# Start of Input
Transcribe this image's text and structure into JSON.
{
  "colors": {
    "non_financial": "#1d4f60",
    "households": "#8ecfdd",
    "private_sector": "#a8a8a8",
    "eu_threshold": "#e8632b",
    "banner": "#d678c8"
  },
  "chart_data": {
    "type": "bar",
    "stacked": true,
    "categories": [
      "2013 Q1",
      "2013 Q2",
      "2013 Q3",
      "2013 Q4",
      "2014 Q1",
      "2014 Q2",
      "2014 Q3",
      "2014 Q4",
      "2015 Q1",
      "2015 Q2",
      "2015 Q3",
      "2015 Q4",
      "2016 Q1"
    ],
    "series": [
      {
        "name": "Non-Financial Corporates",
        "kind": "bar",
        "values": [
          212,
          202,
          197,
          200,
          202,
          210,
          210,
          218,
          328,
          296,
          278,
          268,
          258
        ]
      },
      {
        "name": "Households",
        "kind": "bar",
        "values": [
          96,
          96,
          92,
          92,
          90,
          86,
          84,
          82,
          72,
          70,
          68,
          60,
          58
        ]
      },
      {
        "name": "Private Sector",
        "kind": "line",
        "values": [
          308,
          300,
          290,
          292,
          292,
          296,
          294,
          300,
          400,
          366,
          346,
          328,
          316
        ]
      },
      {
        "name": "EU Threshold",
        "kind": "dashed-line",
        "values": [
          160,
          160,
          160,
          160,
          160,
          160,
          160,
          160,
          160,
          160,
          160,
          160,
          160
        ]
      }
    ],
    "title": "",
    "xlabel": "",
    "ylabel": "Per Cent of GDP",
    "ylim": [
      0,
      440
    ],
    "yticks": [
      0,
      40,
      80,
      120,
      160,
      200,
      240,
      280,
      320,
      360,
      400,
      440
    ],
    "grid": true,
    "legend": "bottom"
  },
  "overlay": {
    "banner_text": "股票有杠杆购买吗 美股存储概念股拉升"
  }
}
# End of Input
Your task is to repeat each line of the material exactly.

Reply ->
Transcribe this image's text and structure into JSON.
{
  "colors": {
    "non_financial": "#1d4f60",
    "households": "#8ecfdd",
    "private_sector": "#a8a8a8",
    "eu_threshold": "#e8632b",
    "banner": "#d678c8"
  },
  "chart_data": {
    "type": "bar",
    "stacked": true,
    "categories": [
      "2013 Q1",
      "2013 Q2",
      "2013 Q3",
      "2013 Q4",
      "2014 Q1",
      "2014 Q2",
      "2014 Q3",
      "2014 Q4",
      "2015 Q1",
      "2015 Q2",
      "2015 Q3",
      "2015 Q4",
      "2016 Q1"
    ],
    "series": [
      {
        "name": "Non-Financial Corporates",
        "kind": "bar",
        "values": [
          212,
          202,
          197,
          200,
          202,
          210,
          210,
          218,
          328,
          296,
          278,
          268,
          258
        ]
      },
      {
        "name": "Households",
        "kind": "bar",
        "values": [
          96,
          96,
          92,
          92,
          90,
          86,
          84,
          82,
          72,
          70,
          68,
          60,
          58
        ]
      },
      {
        "name": "Private Sector",
        "kind": "line",
        "values": [
          308,
          300,
          290,
          292,
          292,
          296,
          294,
          300,
          400,
          366,
          346,
          328,
          316
        ]
      },
      {
        "name": "EU Threshold",
        "kind": "dashed-line",
        "values": [
          160,
          160,
          160,
          160,
          160,
          160,
          160,
          160,
          160,
          160,
          160,
          160,
          160
        ]
      }
    ],
    "title": "",
    "xlabel": "",
    "ylabel": "Per Cent of GDP",
    "ylim": [
      0,
      440
    ],
    "yticks": [
      0,
      40,
      80,
      120,
      160,
      200,
      240,
      280,
      320,
      360,
      400,
      440
    ],
    "grid": true,
    "legend": "bottom"
  },
  "overlay": {
    "banner_text": "股票有杠杆购买吗 美股存储概念股拉升"
  }
}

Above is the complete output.